§ YOUR TASKS:
(A) In the reading text about hurtful words, answer these:
(i) What is the title of the YouTube video the writer watched?
(ii) Why does the writer say they have to stop judging people?
(iii) What is the most painful thing the writer has ever heard?
(B) Can you extend the reading text about hurtful words beyond its final line?

§ READING TEXT:
## Start

A couple days ago, I watched on youtube “The Most Painful Thing I have Told”. They shared about their feeling after they heard the unexpected news from other people. Based on the video, I got things being able to understand or learn. From now on, I have to watch and think about my language before I say it to people. In addition, I have to stop judging people because I have never been in their shoes before. I know nothing about their pains, experiences, feelings, etc. It can be concluded that I don’t have a right to judge others. They might be better and brilliant compare to me.
In this story, I would like to tell you guys about the most painful thing I have ever heard in my life. To be honest, it is kind of difficult for me share this experience but I dare myself. I hope this story can change people perspective about others. Although it is a joke, sometimes your words may hurt other people feelings.
So, what is the most painful things I have ever heard in my life?
You Are Not My Child!

## End

[Labeled region data]
## Start

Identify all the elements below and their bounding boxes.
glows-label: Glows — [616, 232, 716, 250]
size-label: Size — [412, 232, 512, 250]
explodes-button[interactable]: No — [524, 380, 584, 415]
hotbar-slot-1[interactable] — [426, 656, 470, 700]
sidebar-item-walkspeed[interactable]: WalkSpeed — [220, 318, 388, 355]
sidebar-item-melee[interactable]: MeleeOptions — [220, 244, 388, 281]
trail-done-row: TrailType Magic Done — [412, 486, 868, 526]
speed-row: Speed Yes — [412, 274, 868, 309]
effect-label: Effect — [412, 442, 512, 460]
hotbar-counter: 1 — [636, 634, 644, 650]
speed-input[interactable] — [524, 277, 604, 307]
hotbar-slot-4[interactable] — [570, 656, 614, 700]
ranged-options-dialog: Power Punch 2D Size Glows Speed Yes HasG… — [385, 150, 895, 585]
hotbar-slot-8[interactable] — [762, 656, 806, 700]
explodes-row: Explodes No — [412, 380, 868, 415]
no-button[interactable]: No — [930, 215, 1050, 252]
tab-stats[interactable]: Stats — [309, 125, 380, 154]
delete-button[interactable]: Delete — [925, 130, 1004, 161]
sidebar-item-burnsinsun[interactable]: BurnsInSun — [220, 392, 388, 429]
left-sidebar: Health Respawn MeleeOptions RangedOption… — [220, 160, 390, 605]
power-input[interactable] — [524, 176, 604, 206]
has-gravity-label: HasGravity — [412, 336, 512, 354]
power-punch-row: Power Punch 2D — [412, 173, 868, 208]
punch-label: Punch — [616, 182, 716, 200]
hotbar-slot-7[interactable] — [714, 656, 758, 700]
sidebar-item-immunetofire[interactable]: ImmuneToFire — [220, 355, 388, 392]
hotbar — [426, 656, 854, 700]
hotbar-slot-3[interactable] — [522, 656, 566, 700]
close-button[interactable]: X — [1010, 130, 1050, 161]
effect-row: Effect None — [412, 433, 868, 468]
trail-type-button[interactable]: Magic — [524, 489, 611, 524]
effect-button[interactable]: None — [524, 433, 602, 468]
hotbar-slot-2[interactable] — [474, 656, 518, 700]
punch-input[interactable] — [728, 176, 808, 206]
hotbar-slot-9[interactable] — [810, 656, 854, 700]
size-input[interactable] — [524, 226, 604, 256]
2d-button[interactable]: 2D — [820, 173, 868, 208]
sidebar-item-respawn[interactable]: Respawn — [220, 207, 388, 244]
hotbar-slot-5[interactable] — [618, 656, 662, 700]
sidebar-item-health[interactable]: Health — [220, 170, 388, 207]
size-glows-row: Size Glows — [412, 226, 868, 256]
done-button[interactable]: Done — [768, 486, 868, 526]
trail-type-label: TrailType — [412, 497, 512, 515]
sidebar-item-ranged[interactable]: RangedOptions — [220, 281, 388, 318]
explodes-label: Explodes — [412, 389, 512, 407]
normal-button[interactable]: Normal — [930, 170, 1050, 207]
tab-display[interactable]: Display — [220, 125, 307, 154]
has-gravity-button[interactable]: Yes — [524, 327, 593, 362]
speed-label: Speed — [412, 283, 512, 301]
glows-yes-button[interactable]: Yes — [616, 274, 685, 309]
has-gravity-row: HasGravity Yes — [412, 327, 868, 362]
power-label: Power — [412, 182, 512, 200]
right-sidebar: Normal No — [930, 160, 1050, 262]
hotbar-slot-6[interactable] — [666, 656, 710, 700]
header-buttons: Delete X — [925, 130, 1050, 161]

## End

§ EXERCISE RESULTS:
(A)
(i) "The Most Painful Thing I have Told"
(ii) Because the writer has never been in their shoes.
(iii) "You Are Not My Child!"

(B)
When I was a child, I was not a good kid. I broke all the rules made by my parents. I loved to climb a tree, played with the mud, and loved to swear. Things that’s hated the most by my mother were things I loved to do. I had tried to convince my other that’s okay to play with boys, cats, and dogs. To obey all the rules she made is the most important things. Oh, Dude! It was so difficult for me.
If I had done something wrong, my mother would hit me. Sometimes, she grabbed my clothes and locked me outside the house in the evening. Naked. It sounded irrational, but it was true. It happened when I was 6 years old. At that time, I melted down because my mother did not let me to stay at my brother house. All of my clothes were dirty, mud is everywhere. Then, she got angry to me. She kept the doors locked until 11 pm.
I cried like a river and I hoped my father would help me to fight my evil mother but he did nothing. He just drank a cup of coffee and ate some biscuits. Then, I started to hate my father.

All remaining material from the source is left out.